__Problem to solve__
Please print the full listing exactly.

═════ Raw data ═════

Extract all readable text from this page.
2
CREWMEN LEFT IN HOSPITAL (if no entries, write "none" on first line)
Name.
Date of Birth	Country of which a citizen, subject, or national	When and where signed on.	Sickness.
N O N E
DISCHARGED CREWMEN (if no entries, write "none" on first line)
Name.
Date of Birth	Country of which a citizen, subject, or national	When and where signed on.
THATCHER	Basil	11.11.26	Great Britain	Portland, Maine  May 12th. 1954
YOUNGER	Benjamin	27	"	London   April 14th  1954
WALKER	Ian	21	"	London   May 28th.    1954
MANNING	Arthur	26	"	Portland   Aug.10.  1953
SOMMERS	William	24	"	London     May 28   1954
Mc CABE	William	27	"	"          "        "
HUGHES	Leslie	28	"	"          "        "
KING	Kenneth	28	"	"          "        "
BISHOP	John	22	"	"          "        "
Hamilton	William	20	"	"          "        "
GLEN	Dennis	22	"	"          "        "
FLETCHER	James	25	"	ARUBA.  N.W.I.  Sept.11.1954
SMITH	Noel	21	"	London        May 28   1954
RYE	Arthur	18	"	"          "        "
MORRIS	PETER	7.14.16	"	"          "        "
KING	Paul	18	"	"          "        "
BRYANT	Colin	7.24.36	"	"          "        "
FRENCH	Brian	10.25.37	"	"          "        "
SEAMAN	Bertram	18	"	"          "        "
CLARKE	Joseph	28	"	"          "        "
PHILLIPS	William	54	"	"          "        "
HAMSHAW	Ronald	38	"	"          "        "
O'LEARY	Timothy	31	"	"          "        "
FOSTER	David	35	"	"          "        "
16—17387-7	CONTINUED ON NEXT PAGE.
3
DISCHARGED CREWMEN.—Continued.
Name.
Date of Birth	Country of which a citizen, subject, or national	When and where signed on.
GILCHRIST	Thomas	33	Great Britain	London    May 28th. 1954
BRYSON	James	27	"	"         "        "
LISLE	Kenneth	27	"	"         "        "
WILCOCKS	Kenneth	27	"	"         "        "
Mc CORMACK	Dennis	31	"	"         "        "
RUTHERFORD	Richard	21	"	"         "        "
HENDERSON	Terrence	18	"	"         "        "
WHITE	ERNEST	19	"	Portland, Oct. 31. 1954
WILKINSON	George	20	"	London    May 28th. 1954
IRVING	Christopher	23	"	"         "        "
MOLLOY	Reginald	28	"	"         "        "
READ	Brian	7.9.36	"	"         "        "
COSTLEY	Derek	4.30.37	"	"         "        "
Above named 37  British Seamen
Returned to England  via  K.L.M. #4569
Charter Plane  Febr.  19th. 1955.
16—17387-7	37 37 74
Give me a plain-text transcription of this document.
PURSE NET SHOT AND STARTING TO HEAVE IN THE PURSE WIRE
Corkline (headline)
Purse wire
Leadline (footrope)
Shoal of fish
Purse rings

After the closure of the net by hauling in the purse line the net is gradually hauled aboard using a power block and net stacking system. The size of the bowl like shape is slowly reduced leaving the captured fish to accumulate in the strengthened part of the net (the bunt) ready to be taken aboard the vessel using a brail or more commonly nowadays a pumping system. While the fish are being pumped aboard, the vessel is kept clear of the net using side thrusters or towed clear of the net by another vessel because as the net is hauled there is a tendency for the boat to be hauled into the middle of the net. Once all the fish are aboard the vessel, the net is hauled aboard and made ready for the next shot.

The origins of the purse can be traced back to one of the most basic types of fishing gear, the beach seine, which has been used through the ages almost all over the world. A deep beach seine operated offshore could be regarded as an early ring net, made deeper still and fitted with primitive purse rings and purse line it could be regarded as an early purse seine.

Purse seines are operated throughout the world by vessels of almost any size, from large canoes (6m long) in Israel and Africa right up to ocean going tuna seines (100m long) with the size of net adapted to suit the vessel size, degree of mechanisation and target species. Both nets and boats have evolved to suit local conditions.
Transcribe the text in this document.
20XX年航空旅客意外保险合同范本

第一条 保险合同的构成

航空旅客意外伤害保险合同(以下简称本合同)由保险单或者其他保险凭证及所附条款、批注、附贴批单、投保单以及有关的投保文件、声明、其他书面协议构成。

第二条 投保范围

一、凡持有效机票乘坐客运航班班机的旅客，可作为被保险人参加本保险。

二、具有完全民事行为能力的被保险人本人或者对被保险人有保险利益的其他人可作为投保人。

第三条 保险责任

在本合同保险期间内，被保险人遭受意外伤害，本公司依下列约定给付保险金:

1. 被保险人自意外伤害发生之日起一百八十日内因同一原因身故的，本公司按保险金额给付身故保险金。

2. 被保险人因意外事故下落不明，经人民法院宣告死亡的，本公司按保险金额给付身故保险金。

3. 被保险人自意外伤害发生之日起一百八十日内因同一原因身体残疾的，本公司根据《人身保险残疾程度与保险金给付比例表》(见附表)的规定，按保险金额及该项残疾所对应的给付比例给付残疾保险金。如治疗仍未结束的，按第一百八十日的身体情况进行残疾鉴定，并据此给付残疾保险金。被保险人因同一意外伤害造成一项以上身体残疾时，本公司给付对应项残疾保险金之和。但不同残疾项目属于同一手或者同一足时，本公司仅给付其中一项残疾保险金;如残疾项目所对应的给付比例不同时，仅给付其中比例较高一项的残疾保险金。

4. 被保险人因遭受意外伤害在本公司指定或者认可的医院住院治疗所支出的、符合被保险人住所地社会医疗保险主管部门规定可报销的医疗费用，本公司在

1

═════

__Written response__
Extract all readable text from this page.
2
CREWMEN LEFT IN HOSPITAL (if no entries, write "none" on first line)
Name.
Date of Birth	Country of which a citizen, subject, or national	When and where signed on.	Sickness.
N O N E
DISCHARGED CREWMEN (if no entries, write "none" on first line)
Name.
Date of Birth	Country of which a citizen, subject, or national	When and where signed on.
THATCHER	Basil	11.11.26	Great Britain	Portland, Maine  May 12th. 1954
YOUNGER	Benjamin	27	"	London   April 14th  1954
WALKER	Ian	21	"	London   May 28th.    1954
MANNING	Arthur	26	"	Portland   Aug.10.  1953
SOMMERS	William	24	"	London     May 28   1954
Mc CABE	William	27	"	"          "        "
HUGHES	Leslie	28	"	"          "        "
KING	Kenneth	28	"	"          "        "
BISHOP	John	22	"	"          "        "
Hamilton	William	20	"	"          "        "
GLEN	Dennis	22	"	"          "        "
FLETCHER	James	25	"	ARUBA.  N.W.I.  Sept.11.1954
SMITH	Noel	21	"	London        May 28   1954
RYE	Arthur	18	"	"          "        "
MORRIS	PETER	7.14.16	"	"          "        "
KING	Paul	18	"	"          "        "
BRYANT	Colin	7.24.36	"	"          "        "
FRENCH	Brian	10.25.37	"	"          "        "
SEAMAN	Bertram	18	"	"          "        "
CLARKE	Joseph	28	"	"          "        "
PHILLIPS	William	54	"	"          "        "
HAMSHAW	Ronald	38	"	"          "        "
O'LEARY	Timothy	31	"	"          "        "
FOSTER	David	35	"	"          "        "
16—17387-7	CONTINUED ON NEXT PAGE.
3
DISCHARGED CREWMEN.—Continued.
Name.
Date of Birth	Country of which a citizen, subject, or national	When and where signed on.
GILCHRIST	Thomas	33	Great Britain	London    May 28th. 1954
BRYSON	James	27	"	"         "        "
LISLE	Kenneth	27	"	"         "        "
WILCOCKS	Kenneth	27	"	"         "        "
Mc CORMACK	Dennis	31	"	"         "        "
RUTHERFORD	Richard	21	"	"         "        "
HENDERSON	Terrence	18	"	"         "        "
WHITE	ERNEST	19	"	Portland, Oct. 31. 1954
WILKINSON	George	20	"	London    May 28th. 1954
IRVING	Christopher	23	"	"         "        "
MOLLOY	Reginald	28	"	"         "        "
READ	Brian	7.9.36	"	"         "        "
COSTLEY	Derek	4.30.37	"	"         "        "
Above named 37  British Seamen
Returned to England  via  K.L.M. #4569
Charter Plane  Febr.  19th. 1955.
16—17387-7	37 37 74
Give me a plain-text transcription of this document.
PURSE NET SHOT AND STARTING TO HEAVE IN THE PURSE WIRE
Corkline (headline)
Purse wire
Leadline (footrope)
Shoal of fish
Purse rings

After the closure of the net by hauling in the purse line the net is gradually hauled aboard using a power block and net stacking system. The size of the bowl like shape is slowly reduced leaving the captured fish to accumulate in the strengthened part of the net (the bunt) ready to be taken aboard the vessel using a brail or more commonly nowadays a pumping system. While the fish are being pumped aboard, the vessel is kept clear of the net using side thrusters or towed clear of the net by another vessel because as the net is hauled there is a tendency for the boat to be hauled into the middle of the net. Once all the fish are aboard the vessel, the net is hauled aboard and made ready for the next shot.

The origins of the purse can be traced back to one of the most basic types of fishing gear, the beach seine, which has been used through the ages almost all over the world. A deep beach seine operated offshore could be regarded as an early ring net, made deeper still and fitted with primitive purse rings and purse line it could be regarded as an early purse seine.

Purse seines are operated throughout the world by vessels of almost any size, from large canoes (6m long) in Israel and Africa right up to ocean going tuna seines (100m long) with the size of net adapted to suit the vessel size, degree of mechanisation and target species. Both nets and boats have evolved to suit local conditions.
Transcribe the text in this document.
20XX年航空旅客意外保险合同范本

第一条 保险合同的构成

航空旅客意外伤害保险合同(以下简称本合同)由保险单或者其他保险凭证及所附条款、批注、附贴批单、投保单以及有关的投保文件、声明、其他书面协议构成。

第二条 投保范围

一、凡持有效机票乘坐客运航班班机的旅客，可作为被保险人参加本保险。

二、具有完全民事行为能力的被保险人本人或者对被保险人有保险利益的其他人可作为投保人。

第三条 保险责任

在本合同保险期间内，被保险人遭受意外伤害，本公司依下列约定给付保险金:

1. 被保险人自意外伤害发生之日起一百八十日内因同一原因身故的，本公司按保险金额给付身故保险金。

2. 被保险人因意外事故下落不明，经人民法院宣告死亡的，本公司按保险金额给付身故保险金。

3. 被保险人自意外伤害发生之日起一百八十日内因同一原因身体残疾的，本公司根据《人身保险残疾程度与保险金给付比例表》(见附表)的规定，按保险金额及该项残疾所对应的给付比例给付残疾保险金。如治疗仍未结束的，按第一百八十日的身体情况进行残疾鉴定，并据此给付残疾保险金。被保险人因同一意外伤害造成一项以上身体残疾时，本公司给付对应项残疾保险金之和。但不同残疾项目属于同一手或者同一足时，本公司仅给付其中一项残疾保险金;如残疾项目所对应的给付比例不同时，仅给付其中比例较高一项的残疾保险金。

4. 被保险人因遭受意外伤害在本公司指定或者认可的医院住院治疗所支出的、符合被保险人住所地社会医疗保险主管部门规定可报销的医疗费用，本公司在

1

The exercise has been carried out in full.